::: Texte cité

Previous Page Table Of Contents Next Page


 

Forêts modèles: des partenariats pour une gestion durable

P. Besseau et C. Mooney

Peter Besseau est Directeur exécutif du Secrétariat du Réseau international de forêts modèles (IMFNS), Ottawa (Canada).
Christa Mooney est chargé des communications de l’IMFNS, Ottawa (Canada).

Le XIIe Congrès forestier mondial a mis au centre de ses débats sur la gestion forestière durable l’harmonie entre les populations et la forêt, et l’un des thèmes les plus importants qui ont été traités a été celui des partenariats. Dans une variété de réunions et de déclarations, les participants ont reconnu à l’unanimité le rôle vital que les communautés locales, les organisations non gouvernementales et les travailleurs, y compris les populations autochtones et les femmes, doivent jouer aux côtés des gouvernements et de l’industrie dans les processus de gestion forestière durable et de prises de décisions.

Pendant tout le Congrès, de nombreux participants ont mentionné à diverses reprises les forêts modèles comme exemple de partenariat de collaboration actif à large base.

::::::

Travail demandé
Recopiez mot pour mot l'intégralité du texte ci-dessus sur les forêts modèles.

::: Données recueillies

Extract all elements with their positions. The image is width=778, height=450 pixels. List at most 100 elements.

::::::

Réponse finale
Previous Page Table Of Contents Next Page


 

Forêts modèles: des partenariats pour une gestion durable

P. Besseau et C. Mooney

Peter Besseau est Directeur exécutif du Secrétariat du Réseau international de forêts modèles (IMFNS), Ottawa (Canada).
Christa Mooney est chargé des communications de l’IMFNS, Ottawa (Canada).

Le XIIe Congrès forestier mondial a mis au centre de ses débats sur la gestion forestière durable l’harmonie entre les populations et la forêt, et l’un des thèmes les plus importants qui ont été traités a été celui des partenariats. Dans une variété de réunions et de déclarations, les participants ont reconnu à l’unanimité le rôle vital que les communautés locales, les organisations non gouvernementales et les travailleurs, y compris les populations autochtones et les femmes, doivent jouer aux côtés des gouvernements et de l’industrie dans les processus de gestion forestière durable et de prises de décisions.

Pendant tout le Congrès, de nombreux participants ont mentionné à diverses reprises les forêts modèles comme exemple de partenariat de collaboration actif à large base.